*Directions*. Using the listing below, please gather every line containing the word "Związek".
::: Material for the task
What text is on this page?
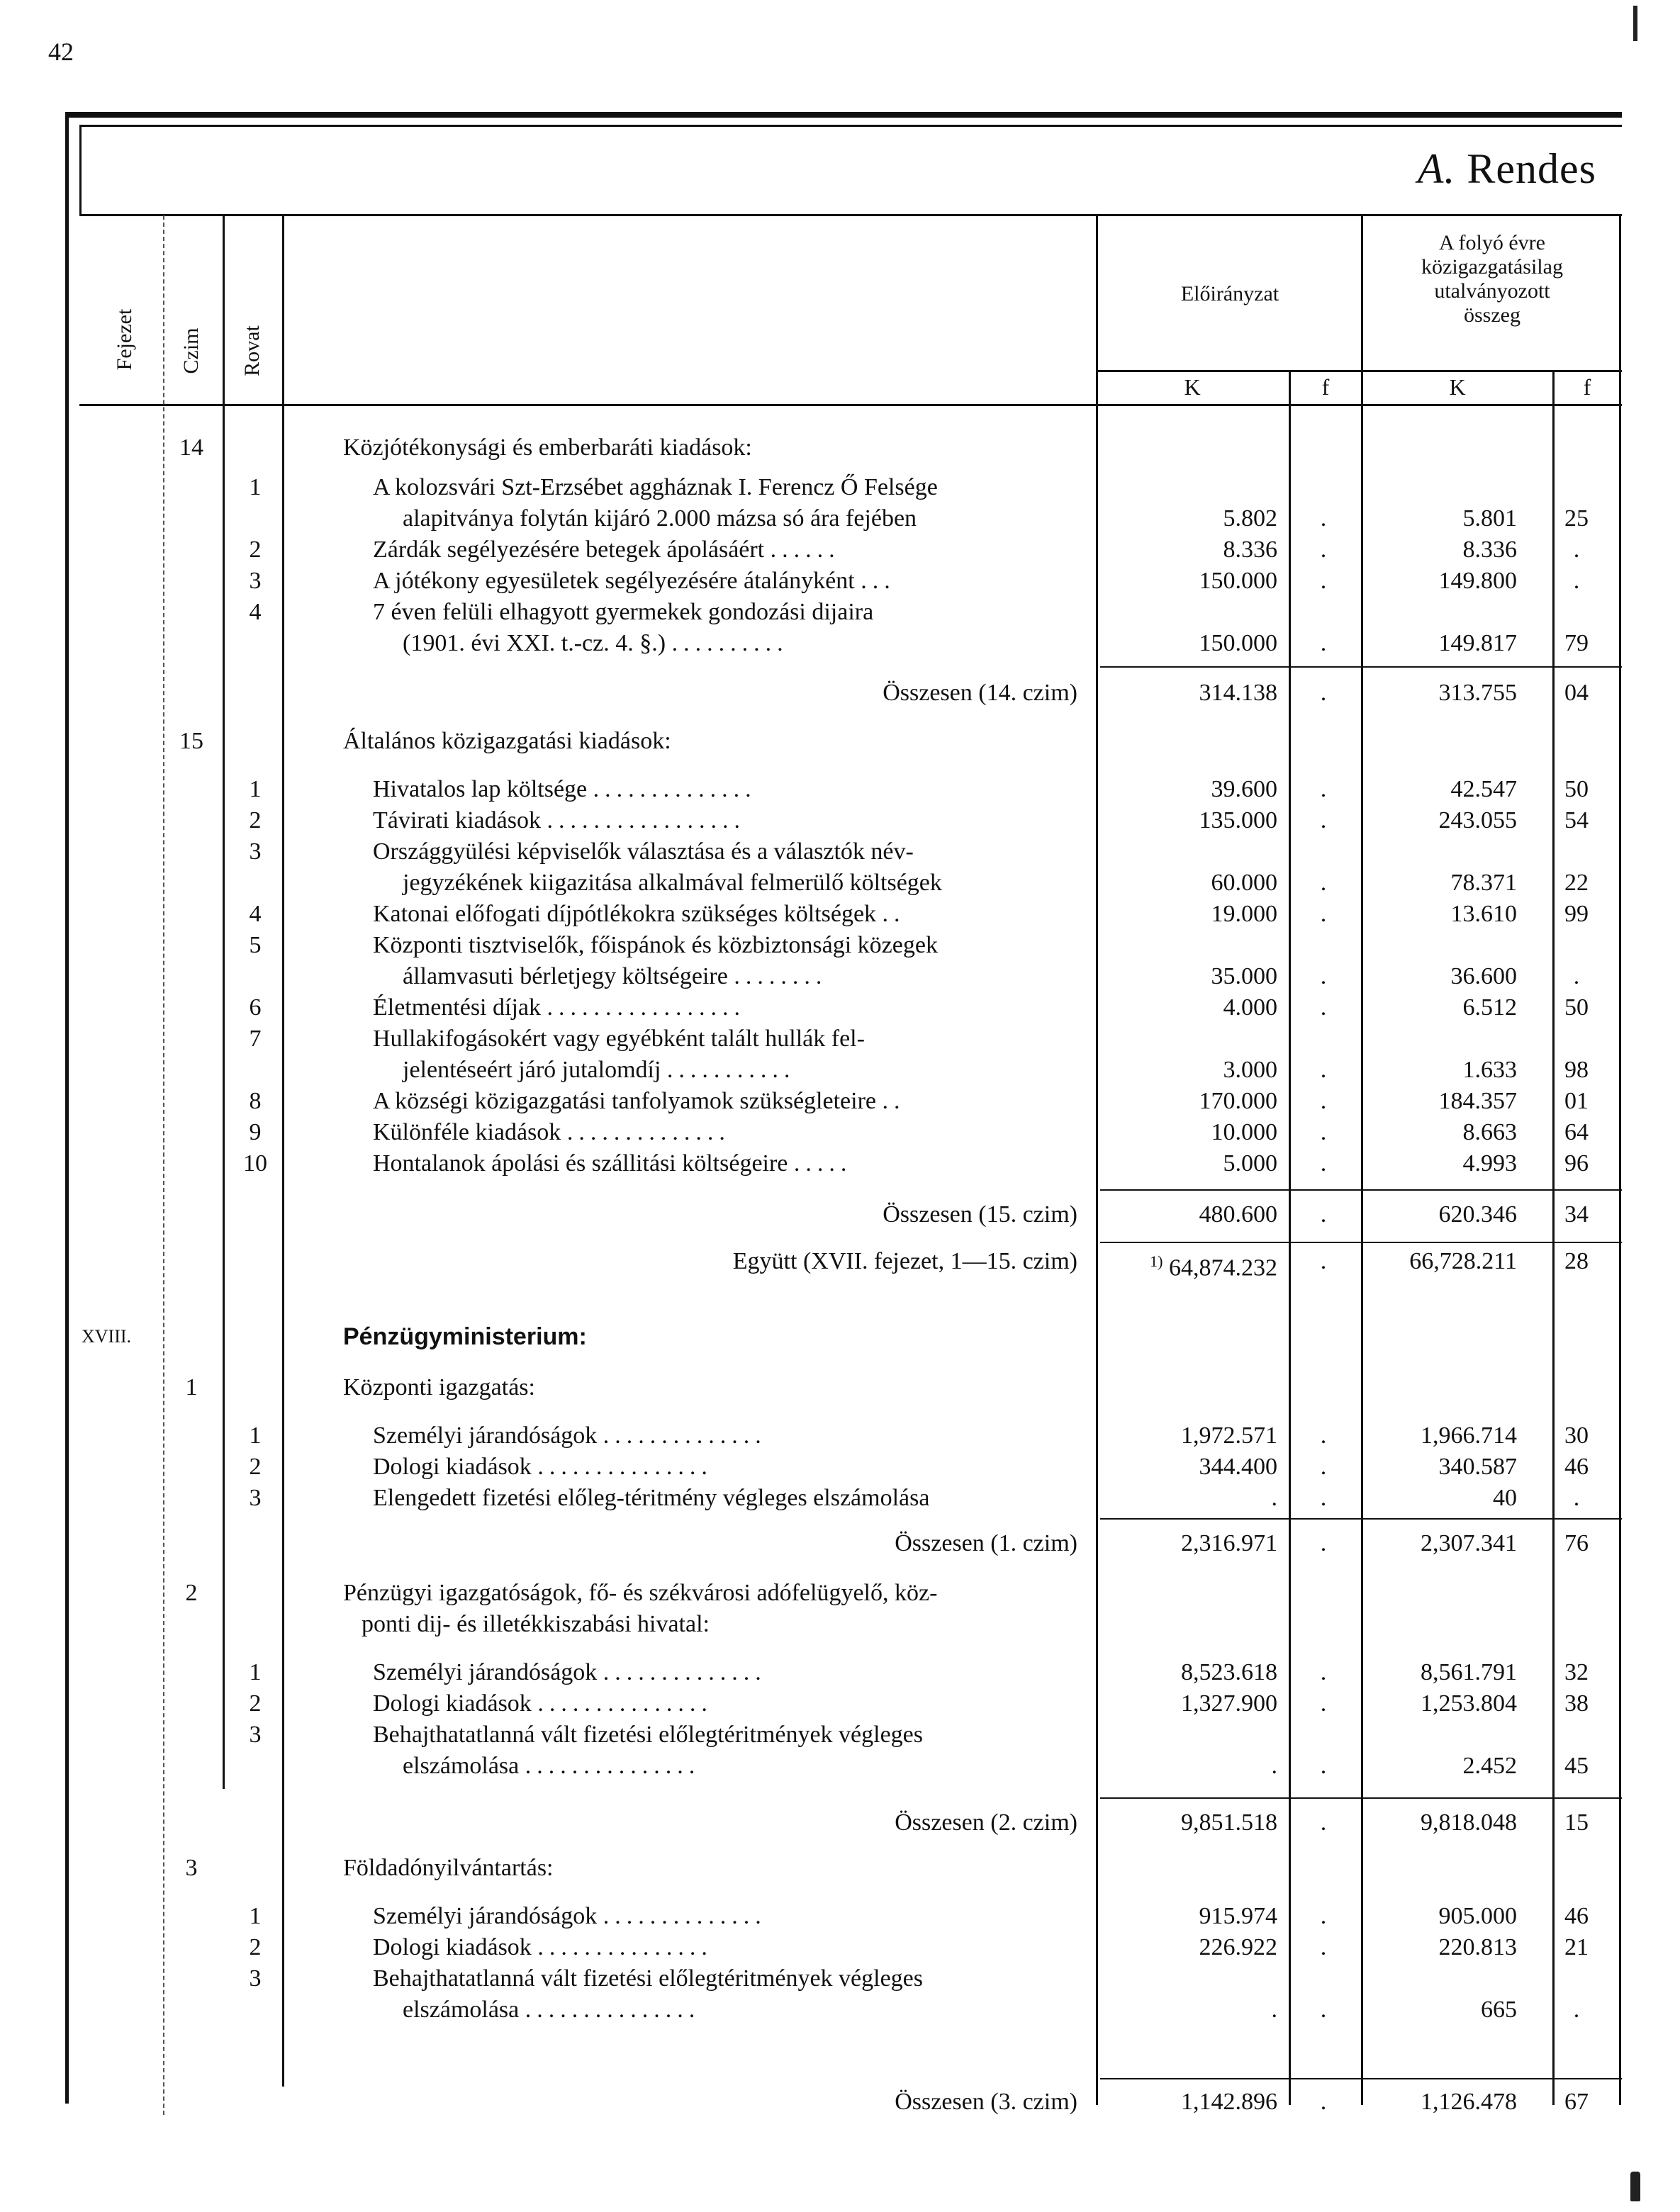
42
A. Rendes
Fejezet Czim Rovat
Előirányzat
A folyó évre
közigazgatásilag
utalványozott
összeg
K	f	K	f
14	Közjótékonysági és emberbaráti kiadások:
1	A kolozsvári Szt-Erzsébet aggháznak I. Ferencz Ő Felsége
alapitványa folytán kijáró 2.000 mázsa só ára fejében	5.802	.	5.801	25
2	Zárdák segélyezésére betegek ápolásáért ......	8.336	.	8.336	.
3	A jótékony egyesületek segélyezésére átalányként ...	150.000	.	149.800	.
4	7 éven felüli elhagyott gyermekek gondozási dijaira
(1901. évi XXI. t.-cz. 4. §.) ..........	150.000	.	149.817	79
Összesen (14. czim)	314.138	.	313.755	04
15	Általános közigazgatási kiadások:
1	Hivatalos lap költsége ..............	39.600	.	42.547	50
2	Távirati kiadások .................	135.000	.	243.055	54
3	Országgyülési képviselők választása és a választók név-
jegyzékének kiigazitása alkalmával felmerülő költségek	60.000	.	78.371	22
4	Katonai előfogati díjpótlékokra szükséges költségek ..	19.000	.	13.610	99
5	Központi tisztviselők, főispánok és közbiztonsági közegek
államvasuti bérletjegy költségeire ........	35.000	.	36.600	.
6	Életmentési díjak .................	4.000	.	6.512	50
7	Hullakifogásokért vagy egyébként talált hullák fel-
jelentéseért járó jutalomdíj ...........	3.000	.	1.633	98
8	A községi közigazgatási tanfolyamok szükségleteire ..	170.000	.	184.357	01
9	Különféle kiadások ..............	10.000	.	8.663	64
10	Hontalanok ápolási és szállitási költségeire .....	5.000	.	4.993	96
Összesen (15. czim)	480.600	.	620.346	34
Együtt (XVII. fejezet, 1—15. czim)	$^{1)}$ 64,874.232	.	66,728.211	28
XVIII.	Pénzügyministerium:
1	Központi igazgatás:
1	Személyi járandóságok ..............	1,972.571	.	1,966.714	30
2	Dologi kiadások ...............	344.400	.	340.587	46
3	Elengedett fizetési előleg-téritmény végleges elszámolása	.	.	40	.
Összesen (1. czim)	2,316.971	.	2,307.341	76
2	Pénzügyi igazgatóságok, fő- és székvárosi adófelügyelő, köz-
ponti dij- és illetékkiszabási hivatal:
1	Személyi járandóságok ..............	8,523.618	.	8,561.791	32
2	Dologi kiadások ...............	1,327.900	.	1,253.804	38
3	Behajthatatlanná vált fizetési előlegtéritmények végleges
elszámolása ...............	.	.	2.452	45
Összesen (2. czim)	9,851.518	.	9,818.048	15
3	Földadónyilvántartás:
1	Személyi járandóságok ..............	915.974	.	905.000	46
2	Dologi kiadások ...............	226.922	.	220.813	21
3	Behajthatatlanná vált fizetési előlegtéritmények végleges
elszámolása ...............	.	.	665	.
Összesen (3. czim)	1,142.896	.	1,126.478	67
::::::
::: Material for the task
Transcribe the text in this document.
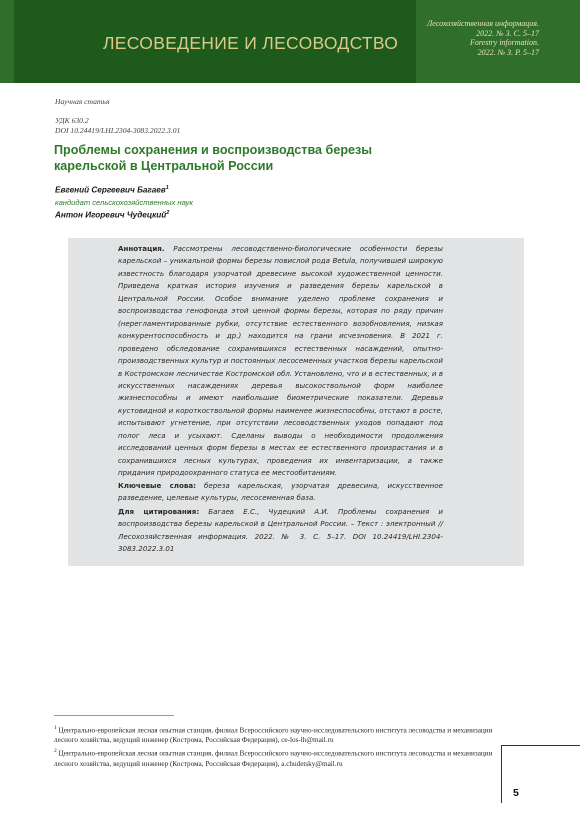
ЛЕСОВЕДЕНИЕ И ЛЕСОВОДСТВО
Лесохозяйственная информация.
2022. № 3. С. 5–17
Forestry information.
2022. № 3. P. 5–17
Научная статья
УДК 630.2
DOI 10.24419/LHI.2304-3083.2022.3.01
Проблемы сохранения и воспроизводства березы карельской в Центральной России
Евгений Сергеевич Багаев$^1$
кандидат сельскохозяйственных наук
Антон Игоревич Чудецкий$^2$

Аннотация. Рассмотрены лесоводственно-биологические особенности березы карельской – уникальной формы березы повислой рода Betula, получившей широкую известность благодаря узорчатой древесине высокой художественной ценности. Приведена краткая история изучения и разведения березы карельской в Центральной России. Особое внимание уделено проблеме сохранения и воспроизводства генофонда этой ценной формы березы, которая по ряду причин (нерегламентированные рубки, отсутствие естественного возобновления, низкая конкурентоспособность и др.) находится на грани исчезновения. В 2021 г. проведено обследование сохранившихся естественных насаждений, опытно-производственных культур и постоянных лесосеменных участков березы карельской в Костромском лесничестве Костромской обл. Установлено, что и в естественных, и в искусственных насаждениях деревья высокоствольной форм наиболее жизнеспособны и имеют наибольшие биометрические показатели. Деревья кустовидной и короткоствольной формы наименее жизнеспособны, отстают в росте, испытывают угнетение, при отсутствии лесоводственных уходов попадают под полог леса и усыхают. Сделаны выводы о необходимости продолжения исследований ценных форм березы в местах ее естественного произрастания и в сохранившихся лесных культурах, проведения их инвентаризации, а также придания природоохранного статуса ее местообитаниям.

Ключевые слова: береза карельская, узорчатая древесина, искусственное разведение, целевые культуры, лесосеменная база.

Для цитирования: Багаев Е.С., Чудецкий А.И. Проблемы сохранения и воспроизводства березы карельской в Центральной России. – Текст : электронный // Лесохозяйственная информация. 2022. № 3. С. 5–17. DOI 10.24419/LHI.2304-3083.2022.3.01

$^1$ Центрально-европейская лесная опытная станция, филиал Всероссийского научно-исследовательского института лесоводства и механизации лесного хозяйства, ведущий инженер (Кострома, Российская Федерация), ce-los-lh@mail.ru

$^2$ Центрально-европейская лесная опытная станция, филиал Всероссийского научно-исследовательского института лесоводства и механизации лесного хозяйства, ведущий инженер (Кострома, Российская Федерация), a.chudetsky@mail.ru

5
::::::
::: Material for the task
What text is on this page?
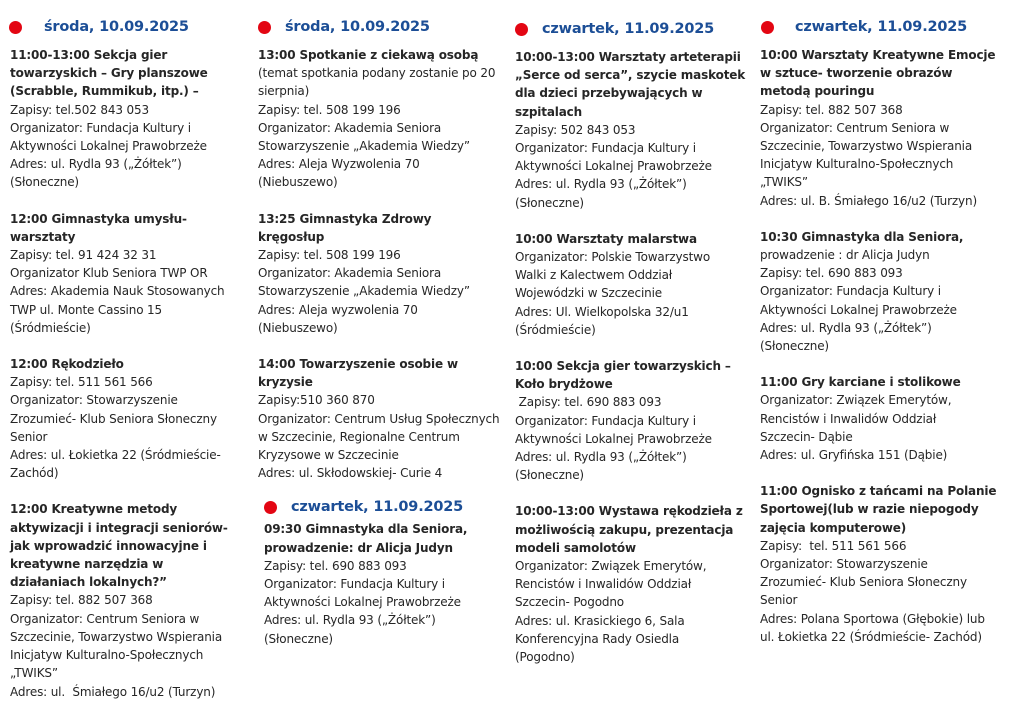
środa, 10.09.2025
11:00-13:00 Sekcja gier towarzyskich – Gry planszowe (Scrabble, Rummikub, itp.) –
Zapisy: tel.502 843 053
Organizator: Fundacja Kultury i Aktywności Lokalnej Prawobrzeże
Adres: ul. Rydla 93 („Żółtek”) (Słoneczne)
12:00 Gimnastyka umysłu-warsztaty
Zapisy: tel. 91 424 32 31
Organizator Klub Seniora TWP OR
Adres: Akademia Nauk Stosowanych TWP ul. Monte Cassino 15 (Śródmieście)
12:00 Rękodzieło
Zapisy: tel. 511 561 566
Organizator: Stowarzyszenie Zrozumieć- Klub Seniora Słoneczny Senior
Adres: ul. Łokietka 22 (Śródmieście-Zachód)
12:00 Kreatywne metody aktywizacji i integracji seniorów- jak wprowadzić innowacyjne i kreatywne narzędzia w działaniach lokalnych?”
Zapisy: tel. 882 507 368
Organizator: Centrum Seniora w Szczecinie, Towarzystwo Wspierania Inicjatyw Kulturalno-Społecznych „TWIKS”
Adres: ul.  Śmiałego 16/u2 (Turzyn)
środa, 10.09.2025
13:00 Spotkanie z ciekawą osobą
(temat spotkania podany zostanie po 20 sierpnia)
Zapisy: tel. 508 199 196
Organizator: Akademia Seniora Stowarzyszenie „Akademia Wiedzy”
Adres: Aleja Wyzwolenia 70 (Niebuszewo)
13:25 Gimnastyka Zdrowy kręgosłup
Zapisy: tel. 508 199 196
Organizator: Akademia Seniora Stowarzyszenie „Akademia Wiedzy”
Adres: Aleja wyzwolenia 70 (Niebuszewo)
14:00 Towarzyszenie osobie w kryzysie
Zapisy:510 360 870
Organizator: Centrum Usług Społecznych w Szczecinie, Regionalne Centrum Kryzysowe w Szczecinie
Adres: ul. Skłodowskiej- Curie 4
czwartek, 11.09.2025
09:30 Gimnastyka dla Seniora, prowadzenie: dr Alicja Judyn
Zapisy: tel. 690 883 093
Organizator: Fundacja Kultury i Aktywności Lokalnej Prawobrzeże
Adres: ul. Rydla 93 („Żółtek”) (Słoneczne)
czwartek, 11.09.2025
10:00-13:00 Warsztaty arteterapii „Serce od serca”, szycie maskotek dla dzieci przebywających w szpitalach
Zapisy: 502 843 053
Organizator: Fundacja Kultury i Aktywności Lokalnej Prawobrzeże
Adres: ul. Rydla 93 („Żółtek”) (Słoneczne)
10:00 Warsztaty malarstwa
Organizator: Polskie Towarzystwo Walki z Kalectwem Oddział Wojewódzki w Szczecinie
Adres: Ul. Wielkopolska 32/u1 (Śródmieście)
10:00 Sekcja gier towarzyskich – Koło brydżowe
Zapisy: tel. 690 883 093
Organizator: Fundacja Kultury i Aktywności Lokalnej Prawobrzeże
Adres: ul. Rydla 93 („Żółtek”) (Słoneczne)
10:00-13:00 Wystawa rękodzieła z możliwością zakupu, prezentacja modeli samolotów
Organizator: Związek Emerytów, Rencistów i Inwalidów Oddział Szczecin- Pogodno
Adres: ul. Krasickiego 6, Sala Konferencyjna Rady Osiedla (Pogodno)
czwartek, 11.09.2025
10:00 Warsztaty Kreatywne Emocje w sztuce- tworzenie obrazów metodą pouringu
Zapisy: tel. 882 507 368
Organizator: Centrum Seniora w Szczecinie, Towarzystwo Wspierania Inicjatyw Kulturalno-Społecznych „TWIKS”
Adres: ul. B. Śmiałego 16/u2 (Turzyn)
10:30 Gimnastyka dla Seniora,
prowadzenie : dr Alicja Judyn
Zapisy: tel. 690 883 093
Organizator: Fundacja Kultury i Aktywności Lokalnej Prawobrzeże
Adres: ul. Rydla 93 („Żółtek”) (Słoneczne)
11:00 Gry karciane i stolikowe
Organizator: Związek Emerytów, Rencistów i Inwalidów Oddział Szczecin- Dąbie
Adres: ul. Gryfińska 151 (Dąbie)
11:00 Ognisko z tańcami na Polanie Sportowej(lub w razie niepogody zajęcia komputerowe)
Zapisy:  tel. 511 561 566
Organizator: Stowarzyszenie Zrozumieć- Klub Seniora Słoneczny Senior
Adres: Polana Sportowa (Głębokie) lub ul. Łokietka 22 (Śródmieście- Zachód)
::::::
*Expected answer*.
Organizator: Związek Emerytów, Rencistów i Inwalidów Oddział Szczecin- Pogodno
Organizator: Związek Emerytów, Rencistów i Inwalidów Oddział Szczecin- Dąbie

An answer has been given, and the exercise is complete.